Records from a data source

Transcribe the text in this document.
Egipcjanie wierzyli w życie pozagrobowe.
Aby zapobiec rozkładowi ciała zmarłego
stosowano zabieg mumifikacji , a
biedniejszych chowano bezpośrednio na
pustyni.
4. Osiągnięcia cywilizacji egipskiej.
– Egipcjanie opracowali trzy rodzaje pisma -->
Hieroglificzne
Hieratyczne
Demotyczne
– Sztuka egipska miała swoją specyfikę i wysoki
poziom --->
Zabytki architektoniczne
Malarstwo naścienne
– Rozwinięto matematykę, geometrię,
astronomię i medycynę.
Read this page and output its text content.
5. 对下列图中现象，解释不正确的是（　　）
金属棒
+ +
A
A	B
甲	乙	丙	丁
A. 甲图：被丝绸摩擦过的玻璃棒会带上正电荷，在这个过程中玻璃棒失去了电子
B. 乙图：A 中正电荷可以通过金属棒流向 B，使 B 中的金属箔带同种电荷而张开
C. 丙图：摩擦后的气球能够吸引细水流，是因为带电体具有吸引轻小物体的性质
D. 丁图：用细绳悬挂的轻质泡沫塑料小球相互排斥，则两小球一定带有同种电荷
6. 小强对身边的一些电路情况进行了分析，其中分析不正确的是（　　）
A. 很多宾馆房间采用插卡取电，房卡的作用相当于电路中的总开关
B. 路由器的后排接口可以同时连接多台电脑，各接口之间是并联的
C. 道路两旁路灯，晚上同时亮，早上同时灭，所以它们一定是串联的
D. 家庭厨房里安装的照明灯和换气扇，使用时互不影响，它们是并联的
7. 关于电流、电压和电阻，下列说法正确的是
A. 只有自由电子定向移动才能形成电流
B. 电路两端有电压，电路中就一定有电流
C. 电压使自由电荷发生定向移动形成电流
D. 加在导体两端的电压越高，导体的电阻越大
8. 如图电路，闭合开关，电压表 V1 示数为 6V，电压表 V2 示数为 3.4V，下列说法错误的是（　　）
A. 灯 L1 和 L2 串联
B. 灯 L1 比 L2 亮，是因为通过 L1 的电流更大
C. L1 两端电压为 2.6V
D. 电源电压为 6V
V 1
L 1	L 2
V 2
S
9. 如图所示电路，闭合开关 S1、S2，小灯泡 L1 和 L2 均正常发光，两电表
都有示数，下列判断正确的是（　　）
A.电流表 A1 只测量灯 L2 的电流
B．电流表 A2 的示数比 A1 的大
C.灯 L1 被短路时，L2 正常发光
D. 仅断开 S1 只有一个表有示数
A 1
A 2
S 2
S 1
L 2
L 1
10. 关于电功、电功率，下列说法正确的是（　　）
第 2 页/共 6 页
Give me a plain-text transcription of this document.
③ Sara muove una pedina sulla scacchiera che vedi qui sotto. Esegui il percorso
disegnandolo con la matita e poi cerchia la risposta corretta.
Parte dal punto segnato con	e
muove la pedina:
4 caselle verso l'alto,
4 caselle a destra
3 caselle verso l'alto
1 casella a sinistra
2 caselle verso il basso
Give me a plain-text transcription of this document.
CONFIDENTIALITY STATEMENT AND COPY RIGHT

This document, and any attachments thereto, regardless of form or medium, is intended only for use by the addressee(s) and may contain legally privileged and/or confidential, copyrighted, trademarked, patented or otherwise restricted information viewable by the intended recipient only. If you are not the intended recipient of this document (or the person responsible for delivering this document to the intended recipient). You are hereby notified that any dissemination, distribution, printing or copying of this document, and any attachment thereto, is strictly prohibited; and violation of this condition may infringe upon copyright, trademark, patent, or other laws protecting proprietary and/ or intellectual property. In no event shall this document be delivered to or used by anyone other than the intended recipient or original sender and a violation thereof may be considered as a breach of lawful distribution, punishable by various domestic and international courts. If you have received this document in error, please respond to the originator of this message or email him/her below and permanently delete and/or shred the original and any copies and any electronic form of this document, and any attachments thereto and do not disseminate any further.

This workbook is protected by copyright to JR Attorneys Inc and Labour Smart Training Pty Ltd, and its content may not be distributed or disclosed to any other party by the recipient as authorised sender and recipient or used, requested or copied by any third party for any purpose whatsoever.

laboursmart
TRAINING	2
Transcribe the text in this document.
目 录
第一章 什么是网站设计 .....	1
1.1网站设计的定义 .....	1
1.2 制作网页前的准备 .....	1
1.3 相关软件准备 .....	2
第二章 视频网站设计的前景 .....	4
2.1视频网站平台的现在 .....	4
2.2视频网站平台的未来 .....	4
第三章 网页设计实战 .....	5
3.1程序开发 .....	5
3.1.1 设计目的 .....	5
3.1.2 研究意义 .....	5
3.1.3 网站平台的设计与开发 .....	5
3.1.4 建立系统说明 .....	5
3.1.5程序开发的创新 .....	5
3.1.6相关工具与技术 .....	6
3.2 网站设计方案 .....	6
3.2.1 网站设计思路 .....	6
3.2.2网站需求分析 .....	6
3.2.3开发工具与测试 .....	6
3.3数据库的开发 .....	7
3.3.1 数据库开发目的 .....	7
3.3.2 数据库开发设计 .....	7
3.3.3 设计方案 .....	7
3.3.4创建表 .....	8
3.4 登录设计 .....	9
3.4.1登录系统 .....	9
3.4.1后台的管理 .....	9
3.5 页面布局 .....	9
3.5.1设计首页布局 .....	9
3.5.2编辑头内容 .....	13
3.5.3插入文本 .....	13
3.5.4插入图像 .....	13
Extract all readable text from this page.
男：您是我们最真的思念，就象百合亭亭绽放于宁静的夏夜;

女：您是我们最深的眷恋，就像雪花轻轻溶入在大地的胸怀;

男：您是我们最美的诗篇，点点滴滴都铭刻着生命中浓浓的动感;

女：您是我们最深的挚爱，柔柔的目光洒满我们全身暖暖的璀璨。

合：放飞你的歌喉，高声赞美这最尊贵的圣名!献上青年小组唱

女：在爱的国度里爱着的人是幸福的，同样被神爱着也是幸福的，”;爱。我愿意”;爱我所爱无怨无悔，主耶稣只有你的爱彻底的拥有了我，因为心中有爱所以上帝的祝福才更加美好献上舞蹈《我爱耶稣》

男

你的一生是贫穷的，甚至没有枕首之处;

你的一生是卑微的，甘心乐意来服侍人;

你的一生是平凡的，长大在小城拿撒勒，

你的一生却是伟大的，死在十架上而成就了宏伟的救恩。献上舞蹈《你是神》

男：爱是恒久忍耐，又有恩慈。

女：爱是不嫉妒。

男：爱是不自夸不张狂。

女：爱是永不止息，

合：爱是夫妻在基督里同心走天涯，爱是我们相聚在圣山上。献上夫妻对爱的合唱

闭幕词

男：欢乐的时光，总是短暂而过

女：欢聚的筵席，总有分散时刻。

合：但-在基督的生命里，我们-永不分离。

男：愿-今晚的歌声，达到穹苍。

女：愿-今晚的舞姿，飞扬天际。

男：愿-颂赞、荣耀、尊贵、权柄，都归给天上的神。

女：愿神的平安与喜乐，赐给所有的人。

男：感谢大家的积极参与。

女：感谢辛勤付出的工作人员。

**Exercise directions:**
Once more, set down the full listing, verbatim.

**The output:**
Transcribe the text in this document.
Egipcjanie wierzyli w życie pozagrobowe.
Aby zapobiec rozkładowi ciała zmarłego
stosowano zabieg mumifikacji , a
biedniejszych chowano bezpośrednio na
pustyni.
4. Osiągnięcia cywilizacji egipskiej.
– Egipcjanie opracowali trzy rodzaje pisma -->
Hieroglificzne
Hieratyczne
Demotyczne
– Sztuka egipska miała swoją specyfikę i wysoki
poziom --->
Zabytki architektoniczne
Malarstwo naścienne
– Rozwinięto matematykę, geometrię,
astronomię i medycynę.
Read this page and output its text content.
5. 对下列图中现象，解释不正确的是（　　）
金属棒
+ +
A
A	B
甲	乙	丙	丁
A. 甲图：被丝绸摩擦过的玻璃棒会带上正电荷，在这个过程中玻璃棒失去了电子
B. 乙图：A 中正电荷可以通过金属棒流向 B，使 B 中的金属箔带同种电荷而张开
C. 丙图：摩擦后的气球能够吸引细水流，是因为带电体具有吸引轻小物体的性质
D. 丁图：用细绳悬挂的轻质泡沫塑料小球相互排斥，则两小球一定带有同种电荷
6. 小强对身边的一些电路情况进行了分析，其中分析不正确的是（　　）
A. 很多宾馆房间采用插卡取电，房卡的作用相当于电路中的总开关
B. 路由器的后排接口可以同时连接多台电脑，各接口之间是并联的
C. 道路两旁路灯，晚上同时亮，早上同时灭，所以它们一定是串联的
D. 家庭厨房里安装的照明灯和换气扇，使用时互不影响，它们是并联的
7. 关于电流、电压和电阻，下列说法正确的是
A. 只有自由电子定向移动才能形成电流
B. 电路两端有电压，电路中就一定有电流
C. 电压使自由电荷发生定向移动形成电流
D. 加在导体两端的电压越高，导体的电阻越大
8. 如图电路，闭合开关，电压表 V1 示数为 6V，电压表 V2 示数为 3.4V，下列说法错误的是（　　）
A. 灯 L1 和 L2 串联
B. 灯 L1 比 L2 亮，是因为通过 L1 的电流更大
C. L1 两端电压为 2.6V
D. 电源电压为 6V
V 1
L 1	L 2
V 2
S
9. 如图所示电路，闭合开关 S1、S2，小灯泡 L1 和 L2 均正常发光，两电表
都有示数，下列判断正确的是（　　）
A.电流表 A1 只测量灯 L2 的电流
B．电流表 A2 的示数比 A1 的大
C.灯 L1 被短路时，L2 正常发光
D. 仅断开 S1 只有一个表有示数
A 1
A 2
S 2
S 1
L 2
L 1
10. 关于电功、电功率，下列说法正确的是（　　）
第 2 页/共 6 页
Give me a plain-text transcription of this document.
③ Sara muove una pedina sulla scacchiera che vedi qui sotto. Esegui il percorso
disegnandolo con la matita e poi cerchia la risposta corretta.
Parte dal punto segnato con	e
muove la pedina:
4 caselle verso l'alto,
4 caselle a destra
3 caselle verso l'alto
1 casella a sinistra
2 caselle verso il basso
Give me a plain-text transcription of this document.
CONFIDENTIALITY STATEMENT AND COPY RIGHT

This document, and any attachments thereto, regardless of form or medium, is intended only for use by the addressee(s) and may contain legally privileged and/or confidential, copyrighted, trademarked, patented or otherwise restricted information viewable by the intended recipient only. If you are not the intended recipient of this document (or the person responsible for delivering this document to the intended recipient). You are hereby notified that any dissemination, distribution, printing or copying of this document, and any attachment thereto, is strictly prohibited; and violation of this condition may infringe upon copyright, trademark, patent, or other laws protecting proprietary and/ or intellectual property. In no event shall this document be delivered to or used by anyone other than the intended recipient or original sender and a violation thereof may be considered as a breach of lawful distribution, punishable by various domestic and international courts. If you have received this document in error, please respond to the originator of this message or email him/her below and permanently delete and/or shred the original and any copies and any electronic form of this document, and any attachments thereto and do not disseminate any further.

This workbook is protected by copyright to JR Attorneys Inc and Labour Smart Training Pty Ltd, and its content may not be distributed or disclosed to any other party by the recipient as authorised sender and recipient or used, requested or copied by any third party for any purpose whatsoever.

laboursmart
TRAINING	2
Transcribe the text in this document.
目 录
第一章 什么是网站设计 .....	1
1.1网站设计的定义 .....	1
1.2 制作网页前的准备 .....	1
1.3 相关软件准备 .....	2
第二章 视频网站设计的前景 .....	4
2.1视频网站平台的现在 .....	4
2.2视频网站平台的未来 .....	4
第三章 网页设计实战 .....	5
3.1程序开发 .....	5
3.1.1 设计目的 .....	5
3.1.2 研究意义 .....	5
3.1.3 网站平台的设计与开发 .....	5
3.1.4 建立系统说明 .....	5
3.1.5程序开发的创新 .....	5
3.1.6相关工具与技术 .....	6
3.2 网站设计方案 .....	6
3.2.1 网站设计思路 .....	6
3.2.2网站需求分析 .....	6
3.2.3开发工具与测试 .....	6
3.3数据库的开发 .....	7
3.3.1 数据库开发目的 .....	7
3.3.2 数据库开发设计 .....	7
3.3.3 设计方案 .....	7
3.3.4创建表 .....	8
3.4 登录设计 .....	9
3.4.1登录系统 .....	9
3.4.1后台的管理 .....	9
3.5 页面布局 .....	9
3.5.1设计首页布局 .....	9
3.5.2编辑头内容 .....	13
3.5.3插入文本 .....	13
3.5.4插入图像 .....	13
Extract all readable text from this page.
男：您是我们最真的思念，就象百合亭亭绽放于宁静的夏夜;

女：您是我们最深的眷恋，就像雪花轻轻溶入在大地的胸怀;

男：您是我们最美的诗篇，点点滴滴都铭刻着生命中浓浓的动感;

女：您是我们最深的挚爱，柔柔的目光洒满我们全身暖暖的璀璨。

合：放飞你的歌喉，高声赞美这最尊贵的圣名!献上青年小组唱

女：在爱的国度里爱着的人是幸福的，同样被神爱着也是幸福的，”;爱。我愿意”;爱我所爱无怨无悔，主耶稣只有你的爱彻底的拥有了我，因为心中有爱所以上帝的祝福才更加美好献上舞蹈《我爱耶稣》

男

你的一生是贫穷的，甚至没有枕首之处;

你的一生是卑微的，甘心乐意来服侍人;

你的一生是平凡的，长大在小城拿撒勒，

你的一生却是伟大的，死在十架上而成就了宏伟的救恩。献上舞蹈《你是神》

男：爱是恒久忍耐，又有恩慈。

女：爱是不嫉妒。

男：爱是不自夸不张狂。

女：爱是永不止息，

合：爱是夫妻在基督里同心走天涯，爱是我们相聚在圣山上。献上夫妻对爱的合唱

闭幕词

男：欢乐的时光，总是短暂而过

女：欢聚的筵席，总有分散时刻。

合：但-在基督的生命里，我们-永不分离。

男：愿-今晚的歌声，达到穹苍。

女：愿-今晚的舞姿，飞扬天际。

男：愿-颂赞、荣耀、尊贵、权柄，都归给天上的神。

女：愿神的平安与喜乐，赐给所有的人。

男：感谢大家的积极参与。

女：感谢辛勤付出的工作人员。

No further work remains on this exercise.